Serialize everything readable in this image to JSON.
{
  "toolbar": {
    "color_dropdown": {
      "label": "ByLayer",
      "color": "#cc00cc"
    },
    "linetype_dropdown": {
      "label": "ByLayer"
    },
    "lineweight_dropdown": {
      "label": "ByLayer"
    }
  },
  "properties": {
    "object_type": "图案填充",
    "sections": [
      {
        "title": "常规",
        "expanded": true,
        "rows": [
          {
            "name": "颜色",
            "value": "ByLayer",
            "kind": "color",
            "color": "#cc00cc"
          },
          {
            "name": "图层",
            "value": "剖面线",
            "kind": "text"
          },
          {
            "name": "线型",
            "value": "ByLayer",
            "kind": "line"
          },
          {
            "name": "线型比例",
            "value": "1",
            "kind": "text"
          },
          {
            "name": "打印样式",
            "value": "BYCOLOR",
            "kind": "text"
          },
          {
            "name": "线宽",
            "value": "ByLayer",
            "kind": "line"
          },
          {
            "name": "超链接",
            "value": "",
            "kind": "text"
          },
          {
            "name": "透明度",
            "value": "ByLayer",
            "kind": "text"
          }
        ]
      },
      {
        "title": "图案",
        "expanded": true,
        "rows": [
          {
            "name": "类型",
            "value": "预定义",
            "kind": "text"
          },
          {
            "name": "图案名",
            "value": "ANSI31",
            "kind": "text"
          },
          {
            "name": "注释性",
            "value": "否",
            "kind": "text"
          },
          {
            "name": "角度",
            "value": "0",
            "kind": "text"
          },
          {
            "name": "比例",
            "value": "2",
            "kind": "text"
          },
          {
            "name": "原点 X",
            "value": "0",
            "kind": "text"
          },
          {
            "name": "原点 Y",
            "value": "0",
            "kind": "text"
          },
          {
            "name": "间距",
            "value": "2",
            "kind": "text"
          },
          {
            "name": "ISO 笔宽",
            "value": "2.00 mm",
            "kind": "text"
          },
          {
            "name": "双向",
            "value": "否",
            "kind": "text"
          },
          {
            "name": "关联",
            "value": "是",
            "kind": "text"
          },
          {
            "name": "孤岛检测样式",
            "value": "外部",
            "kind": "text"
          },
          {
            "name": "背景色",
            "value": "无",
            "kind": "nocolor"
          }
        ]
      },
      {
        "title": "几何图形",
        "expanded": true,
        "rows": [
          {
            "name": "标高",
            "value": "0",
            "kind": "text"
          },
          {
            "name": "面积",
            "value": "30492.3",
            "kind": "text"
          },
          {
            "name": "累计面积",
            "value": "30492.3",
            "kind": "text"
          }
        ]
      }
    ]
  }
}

+++

# Exercise directions
The records above should all be quoted exactly, please.

# Full answer
Serialize everything readable in this image to JSON.
{
  "toolbar": {
    "color_dropdown": {
      "label": "ByLayer",
      "color": "#cc00cc"
    },
    "linetype_dropdown": {
      "label": "ByLayer"
    },
    "lineweight_dropdown": {
      "label": "ByLayer"
    }
  },
  "properties": {
    "object_type": "图案填充",
    "sections": [
      {
        "title": "常规",
        "expanded": true,
        "rows": [
          {
            "name": "颜色",
            "value": "ByLayer",
            "kind": "color",
            "color": "#cc00cc"
          },
          {
            "name": "图层",
            "value": "剖面线",
            "kind": "text"
          },
          {
            "name": "线型",
            "value": "ByLayer",
            "kind": "line"
          },
          {
            "name": "线型比例",
            "value": "1",
            "kind": "text"
          },
          {
            "name": "打印样式",
            "value": "BYCOLOR",
            "kind": "text"
          },
          {
            "name": "线宽",
            "value": "ByLayer",
            "kind": "line"
          },
          {
            "name": "超链接",
            "value": "",
            "kind": "text"
          },
          {
            "name": "透明度",
            "value": "ByLayer",
            "kind": "text"
          }
        ]
      },
      {
        "title": "图案",
        "expanded": true,
        "rows": [
          {
            "name": "类型",
            "value": "预定义",
            "kind": "text"
          },
          {
            "name": "图案名",
            "value": "ANSI31",
            "kind": "text"
          },
          {
            "name": "注释性",
            "value": "否",
            "kind": "text"
          },
          {
            "name": "角度",
            "value": "0",
            "kind": "text"
          },
          {
            "name": "比例",
            "value": "2",
            "kind": "text"
          },
          {
            "name": "原点 X",
            "value": "0",
            "kind": "text"
          },
          {
            "name": "原点 Y",
            "value": "0",
            "kind": "text"
          },
          {
            "name": "间距",
            "value": "2",
            "kind": "text"
          },
          {
            "name": "ISO 笔宽",
            "value": "2.00 mm",
            "kind": "text"
          },
          {
            "name": "双向",
            "value": "否",
            "kind": "text"
          },
          {
            "name": "关联",
            "value": "是",
            "kind": "text"
          },
          {
            "name": "孤岛检测样式",
            "value": "外部",
            "kind": "text"
          },
          {
            "name": "背景色",
            "value": "无",
            "kind": "nocolor"
          }
        ]
      },
      {
        "title": "几何图形",
        "expanded": true,
        "rows": [
          {
            "name": "标高",
            "value": "0",
            "kind": "text"
          },
          {
            "name": "面积",
            "value": "30492.3",
            "kind": "text"
          },
          {
            "name": "累计面积",
            "value": "30492.3",
            "kind": "text"
          }
        ]
      }
    ]
  }
}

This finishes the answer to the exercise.